** START OF Selected text **

Posted on 09/27/2009 10:16:11 PM PDT by Cindy
Note: The following text is a quote:
Jury Convicts Defense Department Official of Unlawful Communication of Classified Information and Making False Statements
James Wilbur Fondren Jr., was convicted by a federal jury today on charges involving providing classified information to a man working with the Peoples Republic of China (PRC) and lying to the FBI about it.
Fondren was convicted of one count of unlawfully communicating classified information to an agent of a foreign government and two counts of making false statements to the FBI. He was acquitted of two unlawful communication of classified information, one count of conspiracy to communicate classified information to an agent of a foreign government and act as an illegal foreign agent, and one count of aiding and abetting an agent of a foreign government.
Fondren faces a maximum of 10 years in prison on the unlawful communication of classified information count and a maximum of five years in prison for each false statement count when he is sentenced on Jan. 22, 2010.
David Kris, Assistant Attorney General for National Security; Neil H. MacBride, U.S. Attorney for the Eastern District of Virginia; and Joseph Persichini, Jr., Assistant Director in Charge of the FBIs Washington Field Office, made the announcement.
Fondren, age 62, worked at the Pentagon and, from August 2001 through Feb. 11, 2008, was the Deputy Director, Washington Liaison Office, U.S. Pacific Command (PACOM). He held a Top Secret security clearance, worked in a Sensitive Compartmentalized Information Facility (SCIF) and had a classified and unclassified computer at his cubicle. He has been on administrative leave with pay since mid-February 2008 and has not performed any duties in or for PACOM since that time.

** END OF Selected text **

Exercise set -
1. Copy the passage from the news text, starting at the words "Fondren faces a" and ending after the words "Jan. 22, 2010.".
2. In the first block of entries, repeat the lines from the one containing "- legend-label-15: 15～: [335, 541, 355, 551]" through the one containing "- y2-tick-label: 0: [365, 321, 370, 331]", with both of those lines included.

** START OF Records for the task **

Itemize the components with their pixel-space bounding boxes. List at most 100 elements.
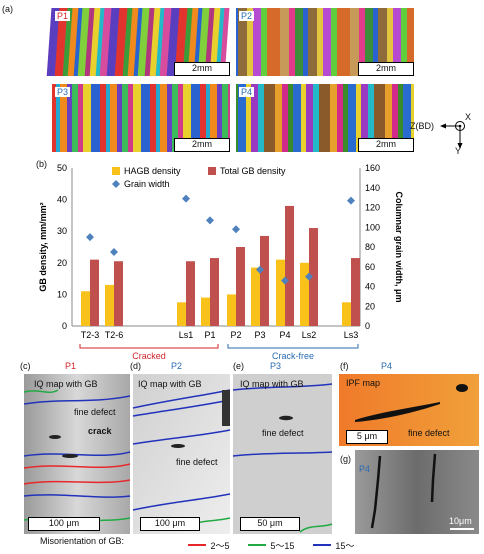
- legend-label-15: 15～: [335, 541, 355, 551]
- y2-tick-label: 40: [365, 282, 375, 292]
- y2-tick-label: 160: [365, 163, 380, 173]
- point-grain-width-ls1: [182, 194, 190, 203]
- scale-bar-c: 100 μm: [28, 517, 100, 531]
- point-grain-width-ls2: [305, 272, 313, 281]
- bar-total-t2-3: [90, 259, 99, 326]
- panel-d-label: (d): [130, 361, 141, 371]
- misorientation-legend: 2～5 5～15 15～: [188, 536, 355, 551]
- y2-tick-label: 0: [365, 321, 370, 331]
- point-grain-width-t2-3: [86, 233, 94, 242]
- bar-hagb-ls1: [177, 302, 186, 326]
- bar-total-p4: [285, 205, 294, 326]
- axes-triad: [440, 121, 465, 149]
- legend-swatch-hagb: [112, 167, 120, 175]
- legend-label-total: Total GB density: [220, 166, 286, 176]
- map-tag-p2: P2: [239, 11, 255, 21]
- panel-d-note-fine-defect: fine defect: [176, 457, 218, 467]
- legend-swatch-total: [208, 167, 216, 175]
- scale-bar-p3: 2mm: [174, 138, 230, 152]
- y2-tick-label: 140: [365, 183, 380, 193]
- point-grain-width-p3: [256, 265, 264, 274]
- scale-label: 50 μm: [257, 518, 283, 528]
- x-tick-label: P2: [230, 330, 241, 340]
- y-axis-title: GB density, mm/mm²: [38, 202, 48, 291]
- legend-label-hagb: HAGB density: [124, 166, 181, 176]
- y-tick-label: 40: [57, 195, 67, 205]
- bracket-crack-free: [227, 344, 359, 349]
- axis-y-label: Y: [455, 146, 462, 156]
- x-tick-label: T2-6: [105, 330, 124, 340]
- group-label-crack-free: Crack-free: [272, 351, 314, 360]
- x-tick-label: Ls3: [344, 330, 359, 340]
- bar-total-ls3: [351, 258, 360, 326]
- bar-hagb-p4: [276, 259, 285, 326]
- y-tick-label: 20: [57, 258, 67, 268]
- y-tick-label: 0: [62, 321, 67, 331]
- bar-total-ls2: [309, 228, 318, 326]
- y2-tick-label: 120: [365, 203, 380, 213]
- y-tick-label: 30: [57, 226, 67, 236]
- panel-a-label: (a): [2, 4, 13, 14]
- point-grain-width-ls3: [347, 196, 355, 205]
- panel-e-title: IQ map with GB: [240, 379, 304, 389]
- scale-label: 100 μm: [154, 518, 186, 528]
- panel-e-note-fine-defect: fine defect: [262, 428, 304, 438]
- y2-tick-label: 80: [365, 242, 375, 252]
- panel-c-title: IQ map with GB: [34, 379, 98, 389]
- scale-bar-d: 100 μm: [140, 517, 200, 531]
- panel-f-note-fine-defect: fine defect: [408, 428, 450, 438]
- panel-d-tag: P2: [171, 361, 183, 371]
- misorientation-legend-title: Misorientation of GB:: [40, 536, 125, 546]
- legend-label-2-5: 2～5: [210, 541, 230, 551]
- scale-label: 100 μm: [48, 518, 80, 528]
- scale-label: 2mm: [192, 63, 212, 73]
- micrograph-d: [132, 374, 231, 534]
- scale-bar-e: 50 μm: [240, 517, 300, 531]
- scale-label: 2mm: [192, 139, 212, 149]
- x-tick-label: P4: [279, 330, 290, 340]
- panel-g-scale: 10μm: [449, 516, 472, 526]
- bar-total-p2: [236, 247, 245, 326]
- y2-axis-title: Columnar grain width, μm: [394, 191, 404, 302]
- panel-f-tag: P4: [381, 361, 393, 371]
- point-grain-width-p2: [232, 225, 240, 234]
- bar-hagb-ls2: [300, 262, 309, 326]
- bar-total-p1: [210, 258, 219, 326]
- point-grain-width-p1: [206, 216, 214, 225]
- scale-bar-g: [450, 528, 474, 530]
- micrograph-g: [355, 450, 479, 534]
- map-tag-p3: P3: [55, 87, 71, 97]
- bar-total-ls1: [186, 261, 195, 326]
- panel-e-label: (e): [233, 361, 244, 371]
- micrograph-e: [232, 374, 333, 534]
- legend-swatch-2-5: [188, 543, 206, 546]
- ebsd-maps: [46, 8, 414, 152]
- panel-f-title: IPF map: [346, 378, 381, 388]
- panel-c-label: (c): [20, 361, 31, 371]
- bar-hagb-t2-3: [81, 291, 90, 326]
- map-tag-p4: P4: [239, 87, 255, 97]
- bar-total-p3: [260, 235, 269, 326]
- x-tick-label: P3: [254, 330, 265, 340]
- panel-g-tag: P4: [359, 464, 371, 474]
- legend-label-5-15: 5～15: [270, 541, 295, 551]
- panel-e-tag: P3: [270, 361, 282, 371]
- y2-tick-label: 60: [365, 262, 375, 272]
- scale-bar-f: 5 μm: [346, 430, 388, 444]
- micrograph-c: [23, 374, 131, 534]
- axis-x-label: X: [465, 112, 472, 122]
- panel-c-tag: P1: [65, 361, 77, 371]
- x-tick-label: P1: [204, 330, 215, 340]
- bar-hagb-t2-6: [105, 284, 114, 326]
- group-label-cracked: Cracked: [132, 351, 166, 360]
- panel-c-note-fine-defect: fine defect: [74, 407, 116, 417]
- scale-label: 5 μm: [356, 431, 378, 441]
- panel-c-note-crack: crack: [88, 426, 112, 436]
- gb-density-chart: 0 10 20 30 40 50 0 20 40 60 80 100 120 140 160 GB densi…: [38, 163, 404, 360]
- bar-hagb-p1: [201, 297, 210, 326]
- bracket-cracked: [79, 344, 219, 349]
- bar-hagb-ls3: [342, 302, 351, 326]
- ebsd-map-p1: [46, 8, 230, 76]
- scale-label: 2mm: [376, 139, 396, 149]
- panel-f-label: (f): [340, 361, 349, 371]
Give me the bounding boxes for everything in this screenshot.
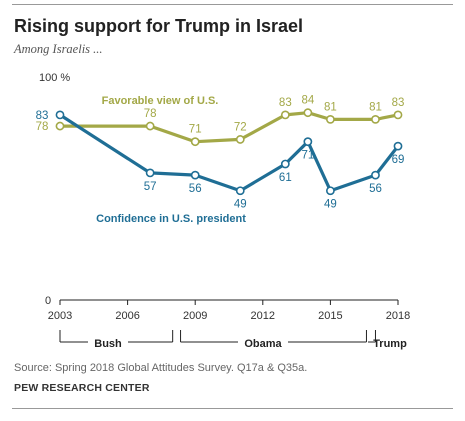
x-tick-label: 2012 (251, 310, 275, 322)
data-label-confidence: 71 (301, 150, 314, 162)
bottom-rule (12, 408, 453, 409)
data-label-confidence: 49 (324, 199, 337, 211)
president-label-obama: Obama (244, 338, 282, 350)
data-label-favorable: 83 (392, 97, 405, 109)
data-label-favorable: 83 (279, 97, 292, 109)
data-point-favorable (393, 110, 403, 120)
y-tick-label: 0 (45, 295, 51, 307)
series-name-favorable: Favorable view of U.S. (102, 95, 219, 107)
data-point-confidence (280, 159, 290, 169)
data-point-favorable (325, 114, 335, 124)
data-label-confidence: 61 (279, 172, 292, 184)
data-point-confidence (235, 186, 245, 196)
data-label-confidence: 57 (144, 181, 157, 193)
data-point-favorable (190, 137, 200, 147)
data-label-favorable: 78 (144, 108, 157, 120)
data-point-confidence (393, 141, 403, 151)
data-label-favorable: 81 (369, 101, 382, 113)
data-point-favorable (371, 114, 380, 124)
data-point-confidence (145, 168, 155, 178)
data-point-confidence (325, 186, 335, 196)
chart-subtitle: Among Israelis ... (14, 42, 103, 56)
president-label-bush: Bush (94, 338, 122, 350)
data-label-confidence: 69 (392, 154, 405, 166)
x-tick-label: 2015 (318, 310, 342, 322)
data-label-confidence: 56 (369, 183, 382, 195)
organization-name: PEW RESEARCH CENTER (14, 382, 150, 394)
data-label-favorable: 78 (36, 121, 49, 133)
series-line-favorable (58, 111, 400, 144)
data-label-confidence: 83 (36, 110, 49, 122)
data-label-confidence: 49 (234, 199, 247, 211)
data-point-confidence (303, 137, 313, 147)
data-point-favorable (55, 121, 65, 131)
data-point-favorable (145, 121, 155, 131)
president-label-trump: Trump (373, 338, 407, 350)
chart-area: 0 100 % 2003 2006 2009 2012 2015 2018 Bush Obama… (36, 72, 411, 350)
data-point-favorable (303, 108, 313, 118)
data-label-favorable: 71 (189, 124, 202, 136)
data-point-favorable (280, 110, 290, 120)
y-tick-label: 100 % (39, 72, 70, 84)
chart-title: Rising support for Trump in Israel (14, 16, 304, 36)
source-note: Source: Spring 2018 Global Attitudes Sur… (14, 362, 308, 374)
line-chart: 0 100 % 2003 2006 2009 2012 2015 2018 Bush Obama… (36, 72, 411, 350)
x-tick-label: 2009 (183, 310, 207, 322)
x-tick-label: 2003 (48, 310, 72, 322)
data-label-favorable: 84 (301, 95, 314, 107)
data-label-favorable: 72 (234, 121, 247, 133)
series-name-confidence: Confidence in U.S. president (96, 213, 246, 225)
data-point-favorable (235, 135, 245, 144)
data-point-confidence (371, 170, 380, 180)
top-rule (12, 4, 453, 5)
x-tick-label: 2018 (386, 310, 410, 322)
data-label-confidence: 56 (189, 183, 202, 195)
x-tick-label: 2006 (115, 310, 139, 322)
data-point-confidence (190, 170, 200, 180)
data-label-favorable: 81 (324, 101, 337, 113)
data-point-confidence (55, 110, 65, 120)
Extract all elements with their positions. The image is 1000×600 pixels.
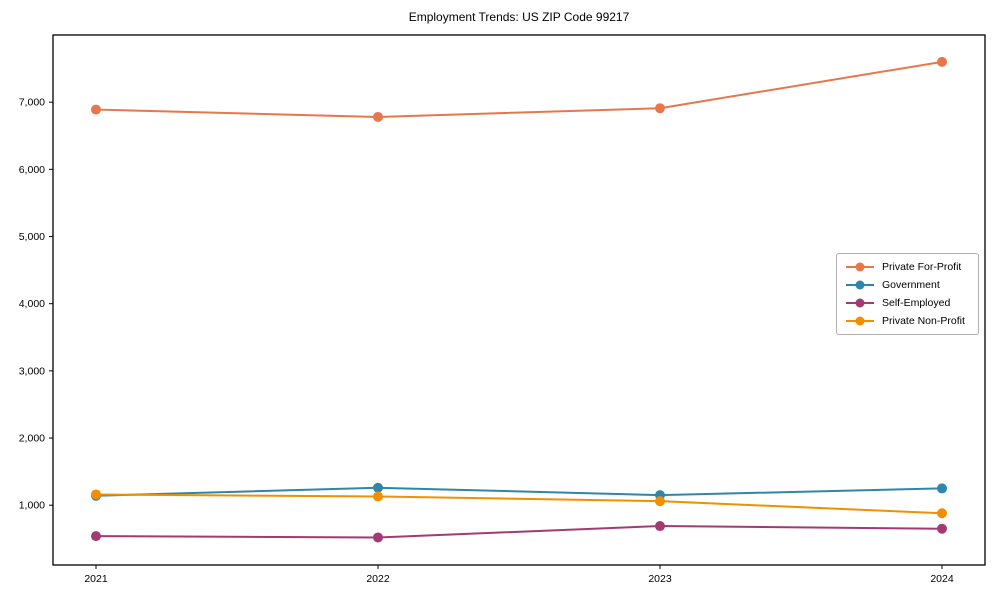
series-line-2 (95, 525, 943, 539)
x-tick-label: 2023 (648, 573, 672, 585)
y-tick-label: 6,000 (19, 164, 45, 176)
series-line-1 (95, 486, 943, 497)
data-point (655, 496, 665, 507)
y-tick-label: 1,000 (19, 500, 45, 512)
legend-marker-icon (846, 262, 874, 272)
legend: Private For-Profit Government Self-Employe… (836, 253, 979, 335)
data-point (373, 111, 383, 122)
legend-label: Self-Employed (882, 297, 951, 309)
legend-marker-icon (846, 298, 874, 308)
data-point (91, 489, 101, 500)
data-point (373, 532, 383, 543)
legend-item: Government (845, 279, 969, 291)
data-point (91, 531, 101, 542)
legend-marker-icon (846, 280, 874, 290)
series-line-3 (95, 493, 943, 515)
legend-label: Private Non-Profit (882, 315, 965, 327)
data-point (655, 521, 665, 532)
plot-border (52, 34, 986, 566)
data-point (937, 508, 947, 519)
y-tick-label: 3,000 (19, 365, 45, 377)
data-point (91, 104, 101, 115)
x-tick-label: 2024 (930, 573, 954, 585)
legend-item: Self-Employed (845, 297, 969, 309)
y-tick-label: 4,000 (19, 298, 45, 310)
y-tick-label: 2,000 (19, 433, 45, 445)
chart-title: Employment Trends: US ZIP Code 99217 (408, 10, 630, 24)
data-point (937, 523, 947, 534)
x-tick-label: 2021 (84, 573, 108, 585)
data-point (373, 482, 383, 493)
legend-item: Private For-Profit (845, 261, 969, 273)
y-tick-label: 5,000 (19, 231, 45, 243)
y-tick-label: 7,000 (19, 97, 45, 109)
x-tick-label: 2022 (366, 573, 390, 585)
legend-label: Government (882, 279, 940, 291)
legend-label: Private For-Profit (882, 261, 962, 273)
data-point (373, 491, 383, 502)
data-point (937, 483, 947, 494)
data-point (937, 56, 947, 67)
legend-marker-icon (846, 316, 874, 326)
data-point (655, 103, 665, 114)
series-line-0 (95, 60, 943, 118)
legend-item: Private Non-Profit (845, 315, 969, 327)
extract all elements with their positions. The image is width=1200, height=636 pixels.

** END OF Records for the task **

The responses -
1.
Fondren faces a maximum of 10 years in prison on the unlawful communication of classified information count and a maximum of five years in prison for each false statement count when he is sentenced on Jan. 22, 2010.

2.
- legend-label-15: 15～: [335, 541, 355, 551]
- y2-tick-label: 40: [365, 282, 375, 292]
- y2-tick-label: 160: [365, 163, 380, 173]
- point-grain-width-ls1: [182, 194, 190, 203]
- scale-bar-c: 100 μm: [28, 517, 100, 531]
- point-grain-width-ls2: [305, 272, 313, 281]
- bar-total-t2-3: [90, 259, 99, 326]
- panel-d-label: (d): [130, 361, 141, 371]
- misorientation-legend: 2～5 5～15 15～: [188, 536, 355, 551]
- y2-tick-label: 0: [365, 321, 370, 331]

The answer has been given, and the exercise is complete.